Work out how many lines of the material below mention the word "source"; reply with the number only.

[BEGIN Dataset records]

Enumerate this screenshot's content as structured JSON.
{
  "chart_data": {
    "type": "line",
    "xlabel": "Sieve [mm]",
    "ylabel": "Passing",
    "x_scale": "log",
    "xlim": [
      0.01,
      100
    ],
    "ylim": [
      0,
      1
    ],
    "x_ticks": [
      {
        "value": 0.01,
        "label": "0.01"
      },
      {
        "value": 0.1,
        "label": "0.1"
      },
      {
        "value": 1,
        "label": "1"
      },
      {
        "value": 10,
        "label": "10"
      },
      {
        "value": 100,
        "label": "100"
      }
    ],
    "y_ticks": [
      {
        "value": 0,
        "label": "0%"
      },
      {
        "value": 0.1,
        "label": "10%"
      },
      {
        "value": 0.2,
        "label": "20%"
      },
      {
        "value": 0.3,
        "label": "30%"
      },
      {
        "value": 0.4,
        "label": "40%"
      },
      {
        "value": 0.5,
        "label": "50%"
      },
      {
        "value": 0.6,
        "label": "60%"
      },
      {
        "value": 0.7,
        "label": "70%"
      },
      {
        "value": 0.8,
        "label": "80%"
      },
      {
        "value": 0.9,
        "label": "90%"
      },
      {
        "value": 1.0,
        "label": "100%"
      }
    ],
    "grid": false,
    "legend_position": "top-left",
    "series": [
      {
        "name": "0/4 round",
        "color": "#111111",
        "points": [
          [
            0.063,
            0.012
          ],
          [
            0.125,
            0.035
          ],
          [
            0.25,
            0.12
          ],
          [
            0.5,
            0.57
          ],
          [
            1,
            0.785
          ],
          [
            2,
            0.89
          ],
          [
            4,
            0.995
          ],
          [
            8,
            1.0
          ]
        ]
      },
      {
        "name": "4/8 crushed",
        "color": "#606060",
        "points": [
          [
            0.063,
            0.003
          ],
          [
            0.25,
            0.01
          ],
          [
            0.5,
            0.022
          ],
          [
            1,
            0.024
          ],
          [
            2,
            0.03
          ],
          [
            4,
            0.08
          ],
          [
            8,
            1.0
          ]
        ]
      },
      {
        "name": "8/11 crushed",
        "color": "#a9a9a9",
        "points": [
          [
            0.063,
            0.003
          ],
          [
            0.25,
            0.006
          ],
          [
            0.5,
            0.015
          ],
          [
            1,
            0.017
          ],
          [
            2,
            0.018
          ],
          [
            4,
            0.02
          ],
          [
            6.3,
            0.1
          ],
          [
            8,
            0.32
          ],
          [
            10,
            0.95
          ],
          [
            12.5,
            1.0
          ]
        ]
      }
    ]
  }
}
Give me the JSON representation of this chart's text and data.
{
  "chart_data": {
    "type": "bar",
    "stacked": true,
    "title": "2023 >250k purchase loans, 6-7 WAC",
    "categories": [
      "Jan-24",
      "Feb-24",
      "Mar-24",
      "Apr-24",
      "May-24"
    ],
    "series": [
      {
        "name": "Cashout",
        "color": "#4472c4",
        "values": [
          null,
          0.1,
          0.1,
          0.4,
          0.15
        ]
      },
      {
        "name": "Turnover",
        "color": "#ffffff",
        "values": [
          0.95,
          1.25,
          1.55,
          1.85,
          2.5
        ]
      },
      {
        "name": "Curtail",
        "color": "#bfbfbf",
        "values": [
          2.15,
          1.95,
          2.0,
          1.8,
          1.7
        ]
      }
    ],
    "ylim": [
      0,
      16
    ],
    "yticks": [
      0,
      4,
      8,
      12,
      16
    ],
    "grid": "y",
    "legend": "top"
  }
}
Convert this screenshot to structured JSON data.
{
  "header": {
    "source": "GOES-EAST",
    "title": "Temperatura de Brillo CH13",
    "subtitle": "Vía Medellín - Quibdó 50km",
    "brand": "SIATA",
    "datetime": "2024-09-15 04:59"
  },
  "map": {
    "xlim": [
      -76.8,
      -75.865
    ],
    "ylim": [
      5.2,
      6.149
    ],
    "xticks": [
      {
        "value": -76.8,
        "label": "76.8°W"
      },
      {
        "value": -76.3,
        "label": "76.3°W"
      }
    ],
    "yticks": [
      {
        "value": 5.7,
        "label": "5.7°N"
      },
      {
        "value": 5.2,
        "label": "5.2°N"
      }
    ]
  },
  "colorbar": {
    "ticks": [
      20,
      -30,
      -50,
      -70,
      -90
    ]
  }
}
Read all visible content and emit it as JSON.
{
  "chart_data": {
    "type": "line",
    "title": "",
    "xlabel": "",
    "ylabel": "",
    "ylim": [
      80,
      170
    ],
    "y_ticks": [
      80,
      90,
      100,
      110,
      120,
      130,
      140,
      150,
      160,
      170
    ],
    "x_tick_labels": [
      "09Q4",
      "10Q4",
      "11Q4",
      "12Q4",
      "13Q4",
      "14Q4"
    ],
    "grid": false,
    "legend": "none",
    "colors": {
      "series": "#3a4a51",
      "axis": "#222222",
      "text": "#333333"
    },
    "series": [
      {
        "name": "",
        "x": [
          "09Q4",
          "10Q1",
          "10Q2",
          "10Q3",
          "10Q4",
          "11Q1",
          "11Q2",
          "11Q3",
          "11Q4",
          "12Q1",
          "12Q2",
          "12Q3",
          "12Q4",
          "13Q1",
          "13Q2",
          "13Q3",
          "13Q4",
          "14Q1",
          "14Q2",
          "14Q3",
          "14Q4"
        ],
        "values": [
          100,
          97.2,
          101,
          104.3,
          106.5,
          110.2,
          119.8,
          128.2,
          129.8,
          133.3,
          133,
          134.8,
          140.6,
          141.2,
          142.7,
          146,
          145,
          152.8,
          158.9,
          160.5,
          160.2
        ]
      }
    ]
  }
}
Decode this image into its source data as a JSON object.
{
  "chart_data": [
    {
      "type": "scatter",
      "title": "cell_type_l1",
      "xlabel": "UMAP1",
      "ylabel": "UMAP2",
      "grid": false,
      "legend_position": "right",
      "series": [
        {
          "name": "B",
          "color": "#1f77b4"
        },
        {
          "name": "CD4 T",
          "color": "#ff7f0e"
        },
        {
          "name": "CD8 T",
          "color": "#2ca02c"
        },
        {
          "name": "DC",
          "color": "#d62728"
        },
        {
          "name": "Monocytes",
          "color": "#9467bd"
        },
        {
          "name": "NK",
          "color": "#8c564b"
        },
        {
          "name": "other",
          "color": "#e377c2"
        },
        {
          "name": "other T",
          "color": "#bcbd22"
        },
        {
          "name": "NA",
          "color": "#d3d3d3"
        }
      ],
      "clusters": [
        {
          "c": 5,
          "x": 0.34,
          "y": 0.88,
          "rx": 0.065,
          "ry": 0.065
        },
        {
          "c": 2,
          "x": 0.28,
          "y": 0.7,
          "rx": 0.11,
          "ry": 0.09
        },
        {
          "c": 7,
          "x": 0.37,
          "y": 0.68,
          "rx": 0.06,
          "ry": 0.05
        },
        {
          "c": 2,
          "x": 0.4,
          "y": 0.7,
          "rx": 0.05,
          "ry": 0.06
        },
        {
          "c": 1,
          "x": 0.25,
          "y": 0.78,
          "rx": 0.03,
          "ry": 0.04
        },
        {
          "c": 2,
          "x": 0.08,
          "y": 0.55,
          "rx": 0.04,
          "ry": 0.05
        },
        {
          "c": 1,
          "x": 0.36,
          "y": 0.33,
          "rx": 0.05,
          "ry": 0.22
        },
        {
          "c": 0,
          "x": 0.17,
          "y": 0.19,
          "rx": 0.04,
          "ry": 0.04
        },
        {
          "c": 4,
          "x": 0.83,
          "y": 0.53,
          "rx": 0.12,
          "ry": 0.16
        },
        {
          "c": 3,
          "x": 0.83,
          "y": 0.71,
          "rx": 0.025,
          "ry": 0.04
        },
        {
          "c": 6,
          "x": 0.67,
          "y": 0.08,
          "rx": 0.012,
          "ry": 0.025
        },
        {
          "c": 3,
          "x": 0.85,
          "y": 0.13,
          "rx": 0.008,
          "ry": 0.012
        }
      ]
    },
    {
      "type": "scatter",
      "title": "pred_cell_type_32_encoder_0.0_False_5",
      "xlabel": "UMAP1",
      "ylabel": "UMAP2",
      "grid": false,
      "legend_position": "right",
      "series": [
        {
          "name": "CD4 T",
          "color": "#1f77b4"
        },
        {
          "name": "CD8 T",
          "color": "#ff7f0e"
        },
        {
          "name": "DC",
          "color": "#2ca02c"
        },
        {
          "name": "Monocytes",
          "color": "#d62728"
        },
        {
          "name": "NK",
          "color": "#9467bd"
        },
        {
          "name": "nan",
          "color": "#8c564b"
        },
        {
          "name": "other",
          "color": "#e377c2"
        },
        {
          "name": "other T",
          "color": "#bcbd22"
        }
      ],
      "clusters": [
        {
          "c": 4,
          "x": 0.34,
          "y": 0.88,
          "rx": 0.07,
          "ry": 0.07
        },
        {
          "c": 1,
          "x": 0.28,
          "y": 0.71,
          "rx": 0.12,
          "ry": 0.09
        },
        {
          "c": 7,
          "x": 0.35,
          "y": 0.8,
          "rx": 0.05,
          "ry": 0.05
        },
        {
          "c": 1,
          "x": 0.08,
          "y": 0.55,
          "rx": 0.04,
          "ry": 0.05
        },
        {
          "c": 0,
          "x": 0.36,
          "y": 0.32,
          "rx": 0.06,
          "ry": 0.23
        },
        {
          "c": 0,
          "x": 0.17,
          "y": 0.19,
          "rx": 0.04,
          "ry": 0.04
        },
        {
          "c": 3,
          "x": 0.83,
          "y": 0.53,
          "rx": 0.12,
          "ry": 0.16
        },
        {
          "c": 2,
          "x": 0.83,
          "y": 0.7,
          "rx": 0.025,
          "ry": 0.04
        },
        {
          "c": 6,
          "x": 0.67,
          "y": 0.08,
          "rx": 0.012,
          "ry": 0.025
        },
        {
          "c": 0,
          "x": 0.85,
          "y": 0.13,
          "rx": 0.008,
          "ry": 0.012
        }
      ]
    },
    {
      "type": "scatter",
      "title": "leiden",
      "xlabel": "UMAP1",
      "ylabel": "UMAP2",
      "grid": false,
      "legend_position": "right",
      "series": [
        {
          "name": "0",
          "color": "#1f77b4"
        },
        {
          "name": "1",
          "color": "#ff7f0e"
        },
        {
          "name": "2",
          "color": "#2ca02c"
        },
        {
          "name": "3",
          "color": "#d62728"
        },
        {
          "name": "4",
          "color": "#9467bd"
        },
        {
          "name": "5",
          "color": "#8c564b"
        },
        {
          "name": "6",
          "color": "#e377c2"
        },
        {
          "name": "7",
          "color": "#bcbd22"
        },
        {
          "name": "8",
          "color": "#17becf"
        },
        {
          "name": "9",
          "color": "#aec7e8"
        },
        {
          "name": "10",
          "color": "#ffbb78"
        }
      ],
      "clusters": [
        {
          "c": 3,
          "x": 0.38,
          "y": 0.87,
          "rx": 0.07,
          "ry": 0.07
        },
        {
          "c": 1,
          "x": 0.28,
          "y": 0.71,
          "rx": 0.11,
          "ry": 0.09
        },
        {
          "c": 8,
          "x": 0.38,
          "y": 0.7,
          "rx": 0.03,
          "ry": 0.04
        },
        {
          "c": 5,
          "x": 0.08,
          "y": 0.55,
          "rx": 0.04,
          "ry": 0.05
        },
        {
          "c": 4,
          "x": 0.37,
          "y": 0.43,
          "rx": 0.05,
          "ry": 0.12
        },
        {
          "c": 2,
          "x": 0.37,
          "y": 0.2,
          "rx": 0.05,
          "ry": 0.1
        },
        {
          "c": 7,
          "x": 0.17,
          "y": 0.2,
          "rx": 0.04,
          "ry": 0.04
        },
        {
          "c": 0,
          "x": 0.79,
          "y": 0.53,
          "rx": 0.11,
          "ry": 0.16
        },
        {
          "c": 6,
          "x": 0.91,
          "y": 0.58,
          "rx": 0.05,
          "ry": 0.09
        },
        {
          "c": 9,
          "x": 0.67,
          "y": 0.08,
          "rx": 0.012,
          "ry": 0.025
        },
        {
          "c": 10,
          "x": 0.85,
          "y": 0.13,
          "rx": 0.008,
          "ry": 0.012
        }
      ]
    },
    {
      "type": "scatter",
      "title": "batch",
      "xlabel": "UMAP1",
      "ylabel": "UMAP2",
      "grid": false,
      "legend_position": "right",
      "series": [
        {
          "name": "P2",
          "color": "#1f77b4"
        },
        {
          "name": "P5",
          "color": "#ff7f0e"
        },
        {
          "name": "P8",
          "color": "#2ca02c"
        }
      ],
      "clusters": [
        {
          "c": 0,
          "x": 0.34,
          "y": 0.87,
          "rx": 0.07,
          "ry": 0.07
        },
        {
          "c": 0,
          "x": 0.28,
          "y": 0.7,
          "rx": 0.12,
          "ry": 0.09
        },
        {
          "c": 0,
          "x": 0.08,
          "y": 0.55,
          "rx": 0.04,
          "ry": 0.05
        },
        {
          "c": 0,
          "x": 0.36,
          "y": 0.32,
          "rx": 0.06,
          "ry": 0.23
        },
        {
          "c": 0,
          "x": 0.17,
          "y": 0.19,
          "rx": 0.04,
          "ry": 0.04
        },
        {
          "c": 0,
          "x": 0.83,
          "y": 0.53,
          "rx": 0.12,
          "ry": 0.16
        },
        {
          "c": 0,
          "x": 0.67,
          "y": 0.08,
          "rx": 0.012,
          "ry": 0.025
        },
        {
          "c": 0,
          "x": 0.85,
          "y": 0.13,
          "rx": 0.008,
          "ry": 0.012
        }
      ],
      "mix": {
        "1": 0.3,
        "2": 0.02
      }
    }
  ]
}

[END Dataset records]

**Exercise answer:** 2